▶
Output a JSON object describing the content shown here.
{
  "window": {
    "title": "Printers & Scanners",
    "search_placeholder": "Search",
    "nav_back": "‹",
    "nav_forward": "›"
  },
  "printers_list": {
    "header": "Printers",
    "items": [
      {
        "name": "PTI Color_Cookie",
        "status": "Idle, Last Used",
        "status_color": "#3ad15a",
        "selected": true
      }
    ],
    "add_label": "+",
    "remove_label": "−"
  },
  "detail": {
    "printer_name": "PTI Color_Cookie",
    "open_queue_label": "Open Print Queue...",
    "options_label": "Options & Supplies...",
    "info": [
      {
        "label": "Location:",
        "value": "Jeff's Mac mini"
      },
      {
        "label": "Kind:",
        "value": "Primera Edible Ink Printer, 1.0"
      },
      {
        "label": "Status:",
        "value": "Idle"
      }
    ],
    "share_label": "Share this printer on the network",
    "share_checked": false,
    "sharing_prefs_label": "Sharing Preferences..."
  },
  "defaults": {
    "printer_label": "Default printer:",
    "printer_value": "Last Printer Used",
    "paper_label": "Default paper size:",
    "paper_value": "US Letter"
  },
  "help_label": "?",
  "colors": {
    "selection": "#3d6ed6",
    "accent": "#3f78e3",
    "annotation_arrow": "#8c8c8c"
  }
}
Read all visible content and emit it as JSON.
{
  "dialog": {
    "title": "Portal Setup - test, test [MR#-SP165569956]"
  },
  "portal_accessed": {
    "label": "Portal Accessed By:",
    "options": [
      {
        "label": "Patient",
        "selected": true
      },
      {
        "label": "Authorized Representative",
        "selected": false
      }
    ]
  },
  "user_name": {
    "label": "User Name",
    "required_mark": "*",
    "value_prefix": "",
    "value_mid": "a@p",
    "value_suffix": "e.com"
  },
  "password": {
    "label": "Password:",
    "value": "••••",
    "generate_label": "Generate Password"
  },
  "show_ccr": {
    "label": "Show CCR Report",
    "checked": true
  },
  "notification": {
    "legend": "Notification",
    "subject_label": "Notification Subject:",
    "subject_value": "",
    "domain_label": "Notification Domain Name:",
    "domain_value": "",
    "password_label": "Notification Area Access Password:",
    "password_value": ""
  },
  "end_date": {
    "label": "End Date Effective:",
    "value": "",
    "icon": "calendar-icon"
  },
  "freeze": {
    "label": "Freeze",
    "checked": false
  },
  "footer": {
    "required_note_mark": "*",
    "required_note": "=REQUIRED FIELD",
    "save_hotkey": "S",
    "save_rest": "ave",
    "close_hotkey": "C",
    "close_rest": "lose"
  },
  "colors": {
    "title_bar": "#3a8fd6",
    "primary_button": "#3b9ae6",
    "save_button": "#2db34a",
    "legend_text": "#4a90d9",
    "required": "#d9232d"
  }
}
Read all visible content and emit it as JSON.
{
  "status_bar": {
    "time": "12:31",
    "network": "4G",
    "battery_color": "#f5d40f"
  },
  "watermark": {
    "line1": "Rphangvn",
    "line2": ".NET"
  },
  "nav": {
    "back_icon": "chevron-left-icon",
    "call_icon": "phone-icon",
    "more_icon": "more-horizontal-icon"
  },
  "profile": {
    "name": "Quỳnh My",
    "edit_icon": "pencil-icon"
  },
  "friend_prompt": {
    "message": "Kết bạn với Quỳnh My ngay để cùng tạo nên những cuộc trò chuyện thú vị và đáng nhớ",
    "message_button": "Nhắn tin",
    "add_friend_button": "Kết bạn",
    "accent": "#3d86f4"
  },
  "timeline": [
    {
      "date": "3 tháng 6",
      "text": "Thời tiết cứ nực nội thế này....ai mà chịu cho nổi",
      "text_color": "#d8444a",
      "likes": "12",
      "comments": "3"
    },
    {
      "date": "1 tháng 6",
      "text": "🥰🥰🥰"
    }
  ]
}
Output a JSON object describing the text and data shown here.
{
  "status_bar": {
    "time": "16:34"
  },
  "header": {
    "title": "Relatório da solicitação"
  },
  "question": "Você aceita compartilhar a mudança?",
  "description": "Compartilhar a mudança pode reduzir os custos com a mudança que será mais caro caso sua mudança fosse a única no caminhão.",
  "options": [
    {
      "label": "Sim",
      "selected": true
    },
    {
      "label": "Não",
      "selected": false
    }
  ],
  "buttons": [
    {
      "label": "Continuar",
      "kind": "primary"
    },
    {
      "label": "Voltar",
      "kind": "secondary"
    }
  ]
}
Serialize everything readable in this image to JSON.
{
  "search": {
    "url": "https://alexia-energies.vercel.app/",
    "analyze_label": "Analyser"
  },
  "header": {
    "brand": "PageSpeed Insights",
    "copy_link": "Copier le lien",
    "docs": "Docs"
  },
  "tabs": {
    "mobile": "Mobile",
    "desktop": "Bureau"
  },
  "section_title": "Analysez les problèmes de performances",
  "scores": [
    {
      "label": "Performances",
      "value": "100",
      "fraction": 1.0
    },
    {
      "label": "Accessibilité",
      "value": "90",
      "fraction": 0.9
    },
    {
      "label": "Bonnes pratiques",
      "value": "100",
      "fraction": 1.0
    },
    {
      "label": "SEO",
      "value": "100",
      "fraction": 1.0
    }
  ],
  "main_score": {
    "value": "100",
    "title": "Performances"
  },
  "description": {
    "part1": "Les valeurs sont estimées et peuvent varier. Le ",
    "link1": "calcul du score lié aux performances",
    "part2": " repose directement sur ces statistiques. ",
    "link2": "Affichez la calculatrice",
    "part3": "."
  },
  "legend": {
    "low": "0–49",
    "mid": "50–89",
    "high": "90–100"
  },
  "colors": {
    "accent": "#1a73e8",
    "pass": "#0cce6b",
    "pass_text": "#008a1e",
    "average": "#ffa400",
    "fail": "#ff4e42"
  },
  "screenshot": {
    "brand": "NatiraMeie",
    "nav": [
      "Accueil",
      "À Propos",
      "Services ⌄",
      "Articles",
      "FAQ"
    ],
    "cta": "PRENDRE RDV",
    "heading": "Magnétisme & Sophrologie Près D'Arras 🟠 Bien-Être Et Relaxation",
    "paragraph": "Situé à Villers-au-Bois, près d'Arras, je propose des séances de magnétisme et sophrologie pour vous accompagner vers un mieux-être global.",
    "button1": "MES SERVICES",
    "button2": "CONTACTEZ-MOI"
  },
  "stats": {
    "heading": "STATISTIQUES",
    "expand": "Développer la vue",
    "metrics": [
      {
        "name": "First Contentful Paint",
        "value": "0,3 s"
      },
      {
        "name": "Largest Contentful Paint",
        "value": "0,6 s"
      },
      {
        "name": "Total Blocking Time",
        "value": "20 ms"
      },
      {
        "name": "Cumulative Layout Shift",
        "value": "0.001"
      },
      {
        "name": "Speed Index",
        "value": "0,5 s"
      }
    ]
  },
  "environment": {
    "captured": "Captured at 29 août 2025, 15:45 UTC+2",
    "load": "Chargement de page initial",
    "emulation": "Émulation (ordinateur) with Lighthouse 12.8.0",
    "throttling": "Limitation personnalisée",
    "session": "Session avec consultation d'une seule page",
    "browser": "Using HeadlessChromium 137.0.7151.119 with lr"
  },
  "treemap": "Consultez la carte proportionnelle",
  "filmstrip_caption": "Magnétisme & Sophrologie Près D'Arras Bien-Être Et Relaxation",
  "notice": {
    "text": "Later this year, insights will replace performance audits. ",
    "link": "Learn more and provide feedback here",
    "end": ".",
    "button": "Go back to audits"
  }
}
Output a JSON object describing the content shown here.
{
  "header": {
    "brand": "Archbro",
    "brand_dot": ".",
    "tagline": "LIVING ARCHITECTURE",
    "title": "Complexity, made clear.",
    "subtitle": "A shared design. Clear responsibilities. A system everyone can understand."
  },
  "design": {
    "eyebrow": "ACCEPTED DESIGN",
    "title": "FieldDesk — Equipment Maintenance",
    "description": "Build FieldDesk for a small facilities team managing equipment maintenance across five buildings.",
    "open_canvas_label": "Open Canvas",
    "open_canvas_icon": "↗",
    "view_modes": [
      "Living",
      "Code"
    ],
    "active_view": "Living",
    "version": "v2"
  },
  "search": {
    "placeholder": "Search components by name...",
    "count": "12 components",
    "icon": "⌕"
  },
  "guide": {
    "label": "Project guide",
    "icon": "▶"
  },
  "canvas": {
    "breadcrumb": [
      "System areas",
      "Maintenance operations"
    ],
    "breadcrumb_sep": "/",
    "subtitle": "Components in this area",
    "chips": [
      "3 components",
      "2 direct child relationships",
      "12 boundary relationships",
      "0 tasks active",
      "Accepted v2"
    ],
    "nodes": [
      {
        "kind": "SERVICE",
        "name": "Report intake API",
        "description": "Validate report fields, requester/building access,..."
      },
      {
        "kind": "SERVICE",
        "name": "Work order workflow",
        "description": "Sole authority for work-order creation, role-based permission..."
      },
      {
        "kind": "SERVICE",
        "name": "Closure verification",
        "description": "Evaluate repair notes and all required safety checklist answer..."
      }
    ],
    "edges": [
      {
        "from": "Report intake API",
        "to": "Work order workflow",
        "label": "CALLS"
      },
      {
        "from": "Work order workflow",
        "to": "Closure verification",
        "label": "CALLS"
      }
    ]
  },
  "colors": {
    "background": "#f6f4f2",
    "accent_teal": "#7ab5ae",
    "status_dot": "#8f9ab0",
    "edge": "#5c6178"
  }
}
◀
■ **Exercise prompt**
Return only the number of lines in the data that contain "false".

■ **Solution for this task**
4